[Excerpt from a dataset]

--

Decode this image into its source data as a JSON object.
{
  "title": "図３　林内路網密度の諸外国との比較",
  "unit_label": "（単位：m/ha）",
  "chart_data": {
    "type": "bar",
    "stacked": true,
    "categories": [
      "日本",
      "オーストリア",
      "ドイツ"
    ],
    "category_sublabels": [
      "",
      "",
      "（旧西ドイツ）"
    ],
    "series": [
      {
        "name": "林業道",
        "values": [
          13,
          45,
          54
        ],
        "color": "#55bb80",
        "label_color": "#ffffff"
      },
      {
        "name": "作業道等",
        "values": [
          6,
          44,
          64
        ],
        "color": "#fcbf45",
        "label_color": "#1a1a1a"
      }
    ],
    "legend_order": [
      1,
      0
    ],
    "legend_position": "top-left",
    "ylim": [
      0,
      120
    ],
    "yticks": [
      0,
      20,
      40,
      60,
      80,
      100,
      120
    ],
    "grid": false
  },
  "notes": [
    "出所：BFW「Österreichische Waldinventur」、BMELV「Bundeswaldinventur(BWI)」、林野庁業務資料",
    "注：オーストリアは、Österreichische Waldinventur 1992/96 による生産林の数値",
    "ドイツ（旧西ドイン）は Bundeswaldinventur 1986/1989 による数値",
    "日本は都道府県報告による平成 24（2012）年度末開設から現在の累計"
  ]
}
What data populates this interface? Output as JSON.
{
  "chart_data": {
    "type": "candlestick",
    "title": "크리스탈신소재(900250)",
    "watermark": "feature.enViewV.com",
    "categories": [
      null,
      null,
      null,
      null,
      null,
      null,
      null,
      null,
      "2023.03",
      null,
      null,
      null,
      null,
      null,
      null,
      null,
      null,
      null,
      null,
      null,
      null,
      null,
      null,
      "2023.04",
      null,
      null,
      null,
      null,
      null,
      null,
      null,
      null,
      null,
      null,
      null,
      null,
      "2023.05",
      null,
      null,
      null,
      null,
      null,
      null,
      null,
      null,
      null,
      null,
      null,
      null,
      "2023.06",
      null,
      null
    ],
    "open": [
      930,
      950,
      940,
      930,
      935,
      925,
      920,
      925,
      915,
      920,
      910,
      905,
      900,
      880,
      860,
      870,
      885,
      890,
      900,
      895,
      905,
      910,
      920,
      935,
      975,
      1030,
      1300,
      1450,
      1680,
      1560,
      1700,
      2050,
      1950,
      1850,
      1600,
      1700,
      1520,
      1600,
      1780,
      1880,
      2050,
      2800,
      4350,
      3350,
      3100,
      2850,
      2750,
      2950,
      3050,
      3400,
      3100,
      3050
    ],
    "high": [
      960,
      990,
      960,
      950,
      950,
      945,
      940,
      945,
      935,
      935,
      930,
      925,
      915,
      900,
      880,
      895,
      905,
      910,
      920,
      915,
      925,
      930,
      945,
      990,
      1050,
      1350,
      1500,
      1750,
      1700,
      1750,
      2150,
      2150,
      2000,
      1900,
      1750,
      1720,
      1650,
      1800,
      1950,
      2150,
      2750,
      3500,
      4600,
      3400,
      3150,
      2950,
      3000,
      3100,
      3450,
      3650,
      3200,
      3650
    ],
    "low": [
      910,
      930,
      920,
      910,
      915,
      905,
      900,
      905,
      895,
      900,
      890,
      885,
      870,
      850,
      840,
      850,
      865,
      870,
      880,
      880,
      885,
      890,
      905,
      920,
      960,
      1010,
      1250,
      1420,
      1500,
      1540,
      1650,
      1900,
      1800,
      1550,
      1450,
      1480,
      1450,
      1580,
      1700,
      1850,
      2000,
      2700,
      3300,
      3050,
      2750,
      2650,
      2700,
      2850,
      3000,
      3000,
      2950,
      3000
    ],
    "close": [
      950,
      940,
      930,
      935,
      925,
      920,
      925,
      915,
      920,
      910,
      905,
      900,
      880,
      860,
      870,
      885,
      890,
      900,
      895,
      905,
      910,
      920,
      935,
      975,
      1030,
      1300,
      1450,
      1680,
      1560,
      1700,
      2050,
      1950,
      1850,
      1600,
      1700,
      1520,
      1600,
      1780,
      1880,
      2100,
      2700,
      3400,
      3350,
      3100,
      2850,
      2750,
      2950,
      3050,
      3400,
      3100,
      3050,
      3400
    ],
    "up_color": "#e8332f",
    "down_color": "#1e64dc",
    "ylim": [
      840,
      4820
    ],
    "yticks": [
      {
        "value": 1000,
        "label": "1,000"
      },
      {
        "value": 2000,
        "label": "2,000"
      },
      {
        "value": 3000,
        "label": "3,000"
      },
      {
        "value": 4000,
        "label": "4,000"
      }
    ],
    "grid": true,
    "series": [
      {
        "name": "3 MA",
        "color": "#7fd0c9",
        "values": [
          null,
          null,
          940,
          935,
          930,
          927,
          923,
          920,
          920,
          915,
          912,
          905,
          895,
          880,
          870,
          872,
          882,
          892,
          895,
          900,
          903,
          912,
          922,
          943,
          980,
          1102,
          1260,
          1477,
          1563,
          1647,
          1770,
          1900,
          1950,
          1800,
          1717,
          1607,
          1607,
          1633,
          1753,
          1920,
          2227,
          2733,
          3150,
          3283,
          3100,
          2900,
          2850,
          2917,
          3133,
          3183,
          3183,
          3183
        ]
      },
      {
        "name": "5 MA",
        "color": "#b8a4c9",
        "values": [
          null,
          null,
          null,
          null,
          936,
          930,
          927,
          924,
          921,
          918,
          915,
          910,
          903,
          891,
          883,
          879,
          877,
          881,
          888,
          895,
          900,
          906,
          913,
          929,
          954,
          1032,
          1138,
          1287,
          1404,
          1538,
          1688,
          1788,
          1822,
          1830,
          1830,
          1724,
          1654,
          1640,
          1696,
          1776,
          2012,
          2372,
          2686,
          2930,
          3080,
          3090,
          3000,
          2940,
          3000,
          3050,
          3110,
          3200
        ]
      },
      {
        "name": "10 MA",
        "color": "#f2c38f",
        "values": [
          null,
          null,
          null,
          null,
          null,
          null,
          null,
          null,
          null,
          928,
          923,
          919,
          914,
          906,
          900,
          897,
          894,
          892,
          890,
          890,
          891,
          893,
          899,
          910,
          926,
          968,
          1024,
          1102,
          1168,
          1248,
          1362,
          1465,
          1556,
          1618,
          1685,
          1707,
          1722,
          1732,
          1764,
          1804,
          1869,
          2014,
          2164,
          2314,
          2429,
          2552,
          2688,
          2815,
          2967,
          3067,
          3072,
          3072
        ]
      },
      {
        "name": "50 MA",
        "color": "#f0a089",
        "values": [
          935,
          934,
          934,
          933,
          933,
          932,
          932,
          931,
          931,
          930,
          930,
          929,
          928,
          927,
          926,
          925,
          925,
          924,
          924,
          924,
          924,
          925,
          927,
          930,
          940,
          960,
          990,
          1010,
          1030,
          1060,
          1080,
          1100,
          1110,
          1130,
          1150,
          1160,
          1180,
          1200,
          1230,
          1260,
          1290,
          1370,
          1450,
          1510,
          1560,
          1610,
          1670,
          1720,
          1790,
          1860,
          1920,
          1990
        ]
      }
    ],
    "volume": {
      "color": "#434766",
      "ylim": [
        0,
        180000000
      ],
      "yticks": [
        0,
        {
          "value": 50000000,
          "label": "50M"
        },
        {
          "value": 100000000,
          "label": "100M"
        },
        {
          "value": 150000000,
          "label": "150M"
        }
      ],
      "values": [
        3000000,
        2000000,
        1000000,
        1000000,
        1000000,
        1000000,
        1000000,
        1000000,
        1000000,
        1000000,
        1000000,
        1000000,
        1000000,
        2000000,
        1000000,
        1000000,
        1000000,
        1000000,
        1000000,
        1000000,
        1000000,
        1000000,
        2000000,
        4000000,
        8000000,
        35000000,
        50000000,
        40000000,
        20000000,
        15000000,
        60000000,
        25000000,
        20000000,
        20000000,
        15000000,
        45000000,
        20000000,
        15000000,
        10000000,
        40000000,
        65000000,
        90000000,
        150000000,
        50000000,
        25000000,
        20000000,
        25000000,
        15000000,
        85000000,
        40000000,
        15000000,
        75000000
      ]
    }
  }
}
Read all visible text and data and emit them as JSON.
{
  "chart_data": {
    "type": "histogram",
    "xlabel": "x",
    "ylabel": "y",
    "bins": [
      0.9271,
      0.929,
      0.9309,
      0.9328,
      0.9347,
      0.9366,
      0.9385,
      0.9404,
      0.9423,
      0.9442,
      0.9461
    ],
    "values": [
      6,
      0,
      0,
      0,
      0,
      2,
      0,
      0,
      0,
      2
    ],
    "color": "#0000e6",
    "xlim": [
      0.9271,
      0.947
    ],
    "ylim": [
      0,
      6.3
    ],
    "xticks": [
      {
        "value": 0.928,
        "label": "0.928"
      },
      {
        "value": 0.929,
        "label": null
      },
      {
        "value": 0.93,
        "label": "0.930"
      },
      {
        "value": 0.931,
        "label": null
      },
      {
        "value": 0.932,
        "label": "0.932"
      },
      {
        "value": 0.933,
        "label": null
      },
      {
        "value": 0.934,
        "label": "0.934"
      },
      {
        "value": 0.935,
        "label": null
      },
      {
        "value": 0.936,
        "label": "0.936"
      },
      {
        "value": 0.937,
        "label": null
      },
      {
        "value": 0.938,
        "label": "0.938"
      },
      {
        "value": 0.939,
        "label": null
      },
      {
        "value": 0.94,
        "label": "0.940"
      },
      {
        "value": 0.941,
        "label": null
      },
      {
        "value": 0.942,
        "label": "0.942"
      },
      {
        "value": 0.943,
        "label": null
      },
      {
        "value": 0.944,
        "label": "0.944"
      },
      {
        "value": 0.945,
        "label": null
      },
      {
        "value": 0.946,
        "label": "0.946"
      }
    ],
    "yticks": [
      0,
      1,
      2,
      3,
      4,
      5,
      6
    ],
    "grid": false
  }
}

--

■ Goal of the exercise ■
Every line from the one containing "Read all visible" through the end of the entries above must be echoed exactly, with both ends kept.

■ Solution for this task ■
Read all visible text and data and emit them as JSON.
{
  "chart_data": {
    "type": "histogram",
    "xlabel": "x",
    "ylabel": "y",
    "bins": [
      0.9271,
      0.929,
      0.9309,
      0.9328,
      0.9347,
      0.9366,
      0.9385,
      0.9404,
      0.9423,
      0.9442,
      0.9461
    ],
    "values": [
      6,
      0,
      0,
      0,
      0,
      2,
      0,
      0,
      0,
      2
    ],
    "color": "#0000e6",
    "xlim": [
      0.9271,
      0.947
    ],
    "ylim": [
      0,
      6.3
    ],
    "xticks": [
      {
        "value": 0.928,
        "label": "0.928"
      },
      {
        "value": 0.929,
        "label": null
      },
      {
        "value": 0.93,
        "label": "0.930"
      },
      {
        "value": 0.931,
        "label": null
      },
      {
        "value": 0.932,
        "label": "0.932"
      },
      {
        "value": 0.933,
        "label": null
      },
      {
        "value": 0.934,
        "label": "0.934"
      },
      {
        "value": 0.935,
        "label": null
      },
      {
        "value": 0.936,
        "label": "0.936"
      },
      {
        "value": 0.937,
        "label": null
      },
      {
        "value": 0.938,
        "label": "0.938"
      },
      {
        "value": 0.939,
        "label": null
      },
      {
        "value": 0.94,
        "label": "0.940"
      },
      {
        "value": 0.941,
        "label": null
      },
      {
        "value": 0.942,
        "label": "0.942"
      },
      {
        "value": 0.943,
        "label": null
      },
      {
        "value": 0.944,
        "label": "0.944"
      },
      {
        "value": 0.945,
        "label": null
      },
      {
        "value": 0.946,
        "label": "0.946"
      }
    ],
    "yticks": [
      0,
      1,
      2,
      3,
      4,
      5,
      6
    ],
    "grid": false
  }
}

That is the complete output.